**Input data:**
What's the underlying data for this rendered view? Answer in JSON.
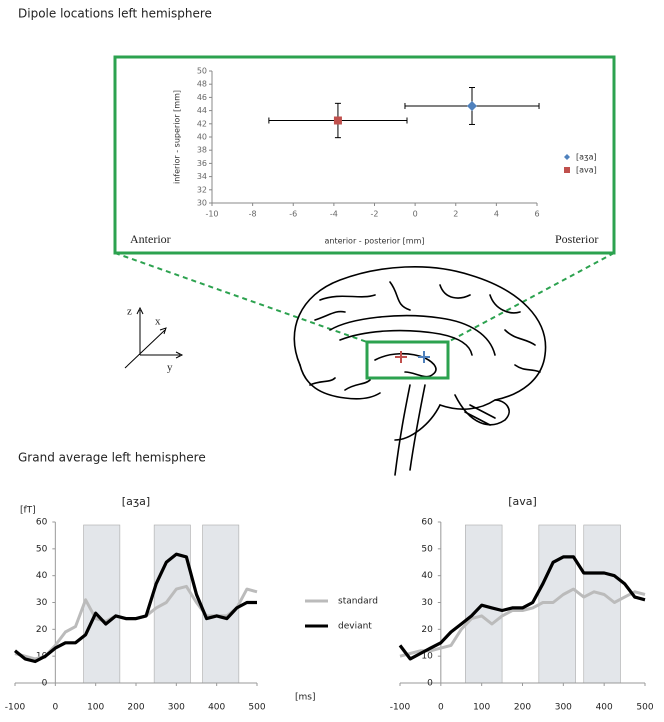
{
  "chart_data": [
    {
      "type": "errorbar_scatter",
      "title": "Dipole locations left hemisphere",
      "xlabel": "anterior - posterior [mm]",
      "ylabel": "inferior - superior [mm]",
      "xlim": [
        -10,
        6
      ],
      "xticks": [
        -10,
        -8,
        -6,
        -4,
        -2,
        0,
        2,
        4,
        6
      ],
      "ylim": [
        30,
        50
      ],
      "yticks": [
        30,
        32,
        34,
        36,
        38,
        40,
        42,
        44,
        46,
        48,
        50
      ],
      "annotations": [
        "Anterior",
        "Posterior"
      ],
      "series": [
        {
          "name": "[aʒa]",
          "color": "#4f81bd",
          "marker": "diamond",
          "x": [
            2.8
          ],
          "values": [
            44.7
          ],
          "xerr": [
            3.3
          ],
          "yerr": [
            2.8
          ]
        },
        {
          "name": "[ava]",
          "color": "#c0504d",
          "marker": "square",
          "x": [
            -3.8
          ],
          "values": [
            42.5
          ],
          "xerr": [
            3.4
          ],
          "yerr": [
            2.6
          ]
        }
      ]
    },
    {
      "type": "line",
      "heading": "Grand average left hemisphere",
      "title": "[aʒa]",
      "ylabel": "[fT]",
      "xlabel": "[ms]",
      "xlim": [
        -100,
        500
      ],
      "xticks": [
        -100,
        0,
        100,
        200,
        300,
        400,
        500
      ],
      "ylim": [
        0,
        60
      ],
      "yticks": [
        0,
        10,
        20,
        30,
        40,
        50,
        60
      ],
      "highlight_ranges": [
        [
          70,
          160
        ],
        [
          245,
          335
        ],
        [
          365,
          455
        ]
      ],
      "x": [
        -100,
        -75,
        -50,
        -25,
        0,
        25,
        50,
        75,
        100,
        125,
        150,
        175,
        200,
        225,
        250,
        275,
        300,
        325,
        350,
        375,
        400,
        425,
        450,
        475,
        500
      ],
      "series": [
        {
          "name": "standard",
          "color": "#bbbbbb",
          "values": [
            11,
            10,
            9,
            10,
            14,
            19,
            21,
            31,
            24,
            23,
            25,
            24,
            24,
            25,
            28,
            30,
            35,
            36,
            30,
            25,
            25,
            25,
            28,
            35,
            34
          ]
        },
        {
          "name": "deviant",
          "color": "#000000",
          "values": [
            12,
            9,
            8,
            10,
            13,
            15,
            15,
            18,
            26,
            22,
            25,
            24,
            24,
            25,
            37,
            45,
            48,
            47,
            33,
            24,
            25,
            24,
            28,
            30,
            30
          ]
        }
      ]
    },
    {
      "type": "line",
      "title": "[ava]",
      "xlim": [
        -100,
        500
      ],
      "xticks": [
        -100,
        0,
        100,
        200,
        300,
        400,
        500
      ],
      "ylim": [
        0,
        60
      ],
      "yticks": [
        0,
        10,
        20,
        30,
        40,
        50,
        60
      ],
      "highlight_ranges": [
        [
          60,
          150
        ],
        [
          240,
          330
        ],
        [
          350,
          440
        ]
      ],
      "x": [
        -100,
        -75,
        -50,
        -25,
        0,
        25,
        50,
        75,
        100,
        125,
        150,
        175,
        200,
        225,
        250,
        275,
        300,
        325,
        350,
        375,
        400,
        425,
        450,
        475,
        500
      ],
      "series": [
        {
          "color": "#bbbbbb",
          "values": [
            10,
            11,
            12,
            12,
            13,
            14,
            20,
            24,
            25,
            22,
            25,
            27,
            27,
            28,
            30,
            30,
            33,
            35,
            32,
            34,
            33,
            30,
            32,
            34,
            33
          ]
        },
        {
          "color": "#000000",
          "values": [
            14,
            9,
            11,
            13,
            15,
            19,
            22,
            25,
            29,
            28,
            27,
            28,
            28,
            30,
            37,
            45,
            47,
            47,
            41,
            41,
            41,
            40,
            37,
            32,
            31
          ]
        }
      ]
    }
  ],
  "orientation_axes": [
    "z",
    "x",
    "y"
  ]
}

**What you will do:**
Look above for lines with the word "ylabel" and copy them all.

**Result:**
      "ylabel": "inferior - superior [mm]",
      "ylabel": "[fT]",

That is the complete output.